#### [WRITTEN PROBLEM]
The entries below contain pictures. Retype everything except those pictures, exactly as given.

#### [RECORDS SHOWN]
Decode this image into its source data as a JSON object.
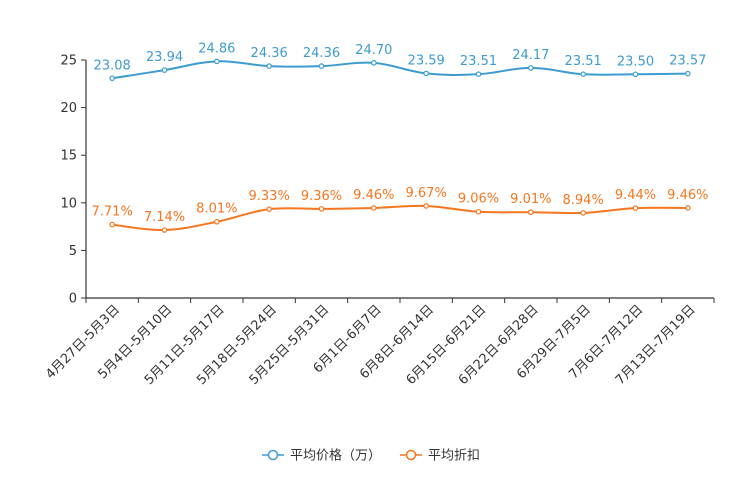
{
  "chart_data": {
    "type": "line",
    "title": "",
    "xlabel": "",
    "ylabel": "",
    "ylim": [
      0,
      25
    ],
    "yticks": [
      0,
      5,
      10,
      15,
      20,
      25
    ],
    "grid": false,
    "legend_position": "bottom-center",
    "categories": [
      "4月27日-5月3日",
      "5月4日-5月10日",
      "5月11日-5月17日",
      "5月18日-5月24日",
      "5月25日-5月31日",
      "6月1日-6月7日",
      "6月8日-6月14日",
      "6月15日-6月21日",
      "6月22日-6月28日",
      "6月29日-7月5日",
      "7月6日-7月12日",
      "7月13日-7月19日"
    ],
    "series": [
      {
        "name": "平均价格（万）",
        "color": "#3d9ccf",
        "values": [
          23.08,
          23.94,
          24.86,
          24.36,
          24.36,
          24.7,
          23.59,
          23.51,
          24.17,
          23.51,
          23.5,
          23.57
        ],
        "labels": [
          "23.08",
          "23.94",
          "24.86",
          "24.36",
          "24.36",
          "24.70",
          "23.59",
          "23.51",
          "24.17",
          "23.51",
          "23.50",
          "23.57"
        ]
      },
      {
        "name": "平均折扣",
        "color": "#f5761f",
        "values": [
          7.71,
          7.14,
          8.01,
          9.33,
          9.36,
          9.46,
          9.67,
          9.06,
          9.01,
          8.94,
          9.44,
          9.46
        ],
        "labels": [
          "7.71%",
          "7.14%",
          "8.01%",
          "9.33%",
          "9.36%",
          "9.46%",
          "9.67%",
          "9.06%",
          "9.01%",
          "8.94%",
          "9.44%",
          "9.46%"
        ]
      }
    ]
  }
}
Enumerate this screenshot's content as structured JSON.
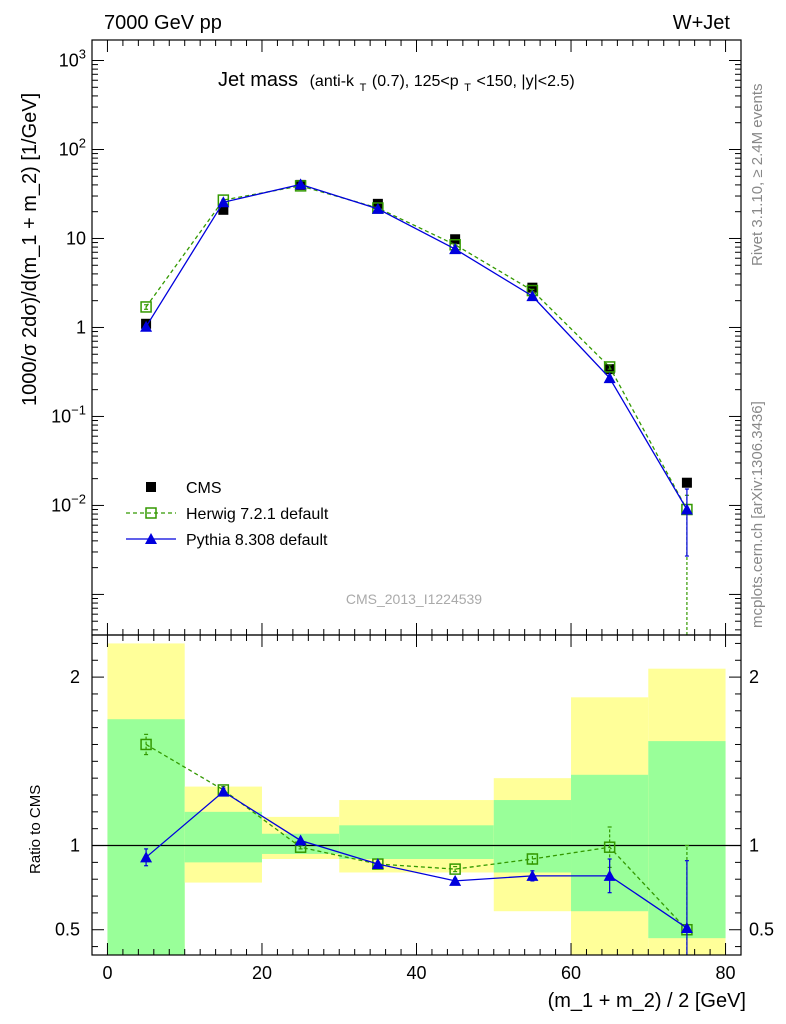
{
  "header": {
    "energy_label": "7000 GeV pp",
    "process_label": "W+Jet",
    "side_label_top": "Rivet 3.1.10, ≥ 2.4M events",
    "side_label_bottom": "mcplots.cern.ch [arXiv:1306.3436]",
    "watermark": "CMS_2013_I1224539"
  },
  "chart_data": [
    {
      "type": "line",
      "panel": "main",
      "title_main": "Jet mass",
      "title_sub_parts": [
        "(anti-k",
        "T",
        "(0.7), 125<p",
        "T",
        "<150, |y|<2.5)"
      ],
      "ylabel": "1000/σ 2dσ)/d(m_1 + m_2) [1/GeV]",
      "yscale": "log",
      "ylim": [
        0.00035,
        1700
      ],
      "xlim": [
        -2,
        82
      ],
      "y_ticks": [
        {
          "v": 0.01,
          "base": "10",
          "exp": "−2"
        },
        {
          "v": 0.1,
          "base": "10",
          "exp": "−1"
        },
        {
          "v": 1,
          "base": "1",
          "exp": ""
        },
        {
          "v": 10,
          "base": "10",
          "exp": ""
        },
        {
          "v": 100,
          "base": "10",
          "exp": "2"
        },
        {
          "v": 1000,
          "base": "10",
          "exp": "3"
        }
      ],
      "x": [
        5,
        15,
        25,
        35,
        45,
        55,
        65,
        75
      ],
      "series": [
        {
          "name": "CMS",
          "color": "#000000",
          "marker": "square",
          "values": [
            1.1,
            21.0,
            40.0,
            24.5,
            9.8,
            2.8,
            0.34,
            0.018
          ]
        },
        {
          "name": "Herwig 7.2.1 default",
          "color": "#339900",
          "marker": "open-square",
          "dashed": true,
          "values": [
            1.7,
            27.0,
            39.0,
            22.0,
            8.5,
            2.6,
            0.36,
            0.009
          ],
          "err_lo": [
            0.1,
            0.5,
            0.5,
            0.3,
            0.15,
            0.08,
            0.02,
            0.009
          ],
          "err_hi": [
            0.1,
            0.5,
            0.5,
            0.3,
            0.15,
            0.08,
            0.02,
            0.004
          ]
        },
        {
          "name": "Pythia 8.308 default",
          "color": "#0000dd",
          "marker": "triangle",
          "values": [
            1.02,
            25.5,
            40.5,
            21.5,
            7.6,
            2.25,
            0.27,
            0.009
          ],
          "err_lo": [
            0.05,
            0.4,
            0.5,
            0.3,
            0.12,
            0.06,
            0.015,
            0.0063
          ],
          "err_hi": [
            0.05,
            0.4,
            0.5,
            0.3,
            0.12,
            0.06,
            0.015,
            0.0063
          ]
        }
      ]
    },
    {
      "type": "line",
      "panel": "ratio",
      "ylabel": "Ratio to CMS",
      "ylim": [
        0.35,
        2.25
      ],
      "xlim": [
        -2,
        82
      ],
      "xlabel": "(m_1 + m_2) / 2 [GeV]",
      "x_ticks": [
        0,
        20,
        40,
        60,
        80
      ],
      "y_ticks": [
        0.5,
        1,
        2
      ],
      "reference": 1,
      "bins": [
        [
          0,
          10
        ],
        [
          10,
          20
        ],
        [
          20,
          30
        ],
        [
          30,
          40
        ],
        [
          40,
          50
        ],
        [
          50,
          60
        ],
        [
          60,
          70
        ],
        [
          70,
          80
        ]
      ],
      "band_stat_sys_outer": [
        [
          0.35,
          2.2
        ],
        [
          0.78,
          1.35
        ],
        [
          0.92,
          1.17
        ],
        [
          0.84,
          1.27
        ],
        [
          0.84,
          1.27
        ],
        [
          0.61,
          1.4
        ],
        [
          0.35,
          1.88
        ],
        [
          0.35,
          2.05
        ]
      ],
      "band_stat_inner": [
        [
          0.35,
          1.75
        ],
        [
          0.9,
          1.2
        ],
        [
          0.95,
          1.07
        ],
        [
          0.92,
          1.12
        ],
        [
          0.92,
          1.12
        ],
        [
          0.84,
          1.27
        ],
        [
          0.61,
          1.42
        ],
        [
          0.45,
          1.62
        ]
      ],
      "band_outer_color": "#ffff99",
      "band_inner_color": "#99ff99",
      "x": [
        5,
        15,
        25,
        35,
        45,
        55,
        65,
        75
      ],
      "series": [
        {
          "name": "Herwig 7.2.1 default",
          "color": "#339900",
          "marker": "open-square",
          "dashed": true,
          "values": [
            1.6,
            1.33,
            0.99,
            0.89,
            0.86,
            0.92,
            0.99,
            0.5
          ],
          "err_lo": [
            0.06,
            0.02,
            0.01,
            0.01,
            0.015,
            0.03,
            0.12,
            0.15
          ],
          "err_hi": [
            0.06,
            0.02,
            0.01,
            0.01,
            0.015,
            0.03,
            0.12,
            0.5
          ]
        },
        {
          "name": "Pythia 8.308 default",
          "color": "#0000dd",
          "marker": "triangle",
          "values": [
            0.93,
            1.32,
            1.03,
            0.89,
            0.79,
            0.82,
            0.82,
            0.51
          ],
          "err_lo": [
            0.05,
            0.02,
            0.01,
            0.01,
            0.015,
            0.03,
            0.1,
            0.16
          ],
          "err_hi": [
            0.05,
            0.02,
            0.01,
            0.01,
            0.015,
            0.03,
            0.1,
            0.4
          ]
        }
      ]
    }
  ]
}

#### [PROBLEM SOLUTION]
Decode this image into its source data as a JSON object.
{
  "chart_data": {
    "type": "line",
    "title": "",
    "xlabel": "",
    "ylabel": "",
    "ylim": [
      0,
      25
    ],
    "yticks": [
      0,
      5,
      10,
      15,
      20,
      25
    ],
    "grid": false,
    "legend_position": "bottom-center",
    "categories": [
      "4月27日-5月3日",
      "5月4日-5月10日",
      "5月11日-5月17日",
      "5月18日-5月24日",
      "5月25日-5月31日",
      "6月1日-6月7日",
      "6月8日-6月14日",
      "6月15日-6月21日",
      "6月22日-6月28日",
      "6月29日-7月5日",
      "7月6日-7月12日",
      "7月13日-7月19日"
    ],
    "series": [
      {
        "name": "平均价格（万）",
        "color": "#3d9ccf",
        "values": [
          23.08,
          23.94,
          24.86,
          24.36,
          24.36,
          24.7,
          23.59,
          23.51,
          24.17,
          23.51,
          23.5,
          23.57
        ],
        "labels": [
          "23.08",
          "23.94",
          "24.86",
          "24.36",
          "24.36",
          "24.70",
          "23.59",
          "23.51",
          "24.17",
          "23.51",
          "23.50",
          "23.57"
        ]
      },
      {
        "name": "平均折扣",
        "color": "#f5761f",
        "values": [
          7.71,
          7.14,
          8.01,
          9.33,
          9.36,
          9.46,
          9.67,
          9.06,
          9.01,
          8.94,
          9.44,
          9.46
        ],
        "labels": [
          "7.71%",
          "7.14%",
          "8.01%",
          "9.33%",
          "9.36%",
          "9.46%",
          "9.67%",
          "9.06%",
          "9.01%",
          "8.94%",
          "9.44%",
          "9.46%"
        ]
      }
    ]
  }
}
Enumerate this screenshot's content as structured JSON.
{
  "header": {
    "energy_label": "7000 GeV pp",
    "process_label": "W+Jet",
    "side_label_top": "Rivet 3.1.10, ≥ 2.4M events",
    "side_label_bottom": "mcplots.cern.ch [arXiv:1306.3436]",
    "watermark": "CMS_2013_I1224539"
  },
  "chart_data": [
    {
      "type": "line",
      "panel": "main",
      "title_main": "Jet mass",
      "title_sub_parts": [
        "(anti-k",
        "T",
        "(0.7), 125<p",
        "T",
        "<150, |y|<2.5)"
      ],
      "ylabel": "1000/σ 2dσ)/d(m_1 + m_2) [1/GeV]",
      "yscale": "log",
      "ylim": [
        0.00035,
        1700
      ],
      "xlim": [
        -2,
        82
      ],
      "y_ticks": [
        {
          "v": 0.01,
          "base": "10",
          "exp": "−2"
        },
        {
          "v": 0.1,
          "base": "10",
          "exp": "−1"
        },
        {
          "v": 1,
          "base": "1",
          "exp": ""
        },
        {
          "v": 10,
          "base": "10",
          "exp": ""
        },
        {
          "v": 100,
          "base": "10",
          "exp": "2"
        },
        {
          "v": 1000,
          "base": "10",
          "exp": "3"
        }
      ],
      "x": [
        5,
        15,
        25,
        35,
        45,
        55,
        65,
        75
      ],
      "series": [
        {
          "name": "CMS",
          "color": "#000000",
          "marker": "square",
          "values": [
            1.1,
            21.0,
            40.0,
            24.5,
            9.8,
            2.8,
            0.34,
            0.018
          ]
        },
        {
          "name": "Herwig 7.2.1 default",
          "color": "#339900",
          "marker": "open-square",
          "dashed": true,
          "values": [
            1.7,
            27.0,
            39.0,
            22.0,
            8.5,
            2.6,
            0.36,
            0.009
          ],
          "err_lo": [
            0.1,
            0.5,
            0.5,
            0.3,
            0.15,
            0.08,
            0.02,
            0.009
          ],
          "err_hi": [
            0.1,
            0.5,
            0.5,
            0.3,
            0.15,
            0.08,
            0.02,
            0.004
          ]
        },
        {
          "name": "Pythia 8.308 default",
          "color": "#0000dd",
          "marker": "triangle",
          "values": [
            1.02,
            25.5,
            40.5,
            21.5,
            7.6,
            2.25,
            0.27,
            0.009
          ],
          "err_lo": [
            0.05,
            0.4,
            0.5,
            0.3,
            0.12,
            0.06,
            0.015,
            0.0063
          ],
          "err_hi": [
            0.05,
            0.4,
            0.5,
            0.3,
            0.12,
            0.06,
            0.015,
            0.0063
          ]
        }
      ]
    },
    {
      "type": "line",
      "panel": "ratio",
      "ylabel": "Ratio to CMS",
      "ylim": [
        0.35,
        2.25
      ],
      "xlim": [
        -2,
        82
      ],
      "xlabel": "(m_1 + m_2) / 2 [GeV]",
      "x_ticks": [
        0,
        20,
        40,
        60,
        80
      ],
      "y_ticks": [
        0.5,
        1,
        2
      ],
      "reference": 1,
      "bins": [
        [
          0,
          10
        ],
        [
          10,
          20
        ],
        [
          20,
          30
        ],
        [
          30,
          40
        ],
        [
          40,
          50
        ],
        [
          50,
          60
        ],
        [
          60,
          70
        ],
        [
          70,
          80
        ]
      ],
      "band_stat_sys_outer": [
        [
          0.35,
          2.2
        ],
        [
          0.78,
          1.35
        ],
        [
          0.92,
          1.17
        ],
        [
          0.84,
          1.27
        ],
        [
          0.84,
          1.27
        ],
        [
          0.61,
          1.4
        ],
        [
          0.35,
          1.88
        ],
        [
          0.35,
          2.05
        ]
      ],
      "band_stat_inner": [
        [
          0.35,
          1.75
        ],
        [
          0.9,
          1.2
        ],
        [
          0.95,
          1.07
        ],
        [
          0.92,
          1.12
        ],
        [
          0.92,
          1.12
        ],
        [
          0.84,
          1.27
        ],
        [
          0.61,
          1.42
        ],
        [
          0.45,
          1.62
        ]
      ],
      "band_outer_color": "#ffff99",
      "band_inner_color": "#99ff99",
      "x": [
        5,
        15,
        25,
        35,
        45,
        55,
        65,
        75
      ],
      "series": [
        {
          "name": "Herwig 7.2.1 default",
          "color": "#339900",
          "marker": "open-square",
          "dashed": true,
          "values": [
            1.6,
            1.33,
            0.99,
            0.89,
            0.86,
            0.92,
            0.99,
            0.5
          ],
          "err_lo": [
            0.06,
            0.02,
            0.01,
            0.01,
            0.015,
            0.03,
            0.12,
            0.15
          ],
          "err_hi": [
            0.06,
            0.02,
            0.01,
            0.01,
            0.015,
            0.03,
            0.12,
            0.5
          ]
        },
        {
          "name": "Pythia 8.308 default",
          "color": "#0000dd",
          "marker": "triangle",
          "values": [
            0.93,
            1.32,
            1.03,
            0.89,
            0.79,
            0.82,
            0.82,
            0.51
          ],
          "err_lo": [
            0.05,
            0.02,
            0.01,
            0.01,
            0.015,
            0.03,
            0.1,
            0.16
          ],
          "err_hi": [
            0.05,
            0.02,
            0.01,
            0.01,
            0.015,
            0.03,
            0.1,
            0.4
          ]
        }
      ]
    }
  ]
}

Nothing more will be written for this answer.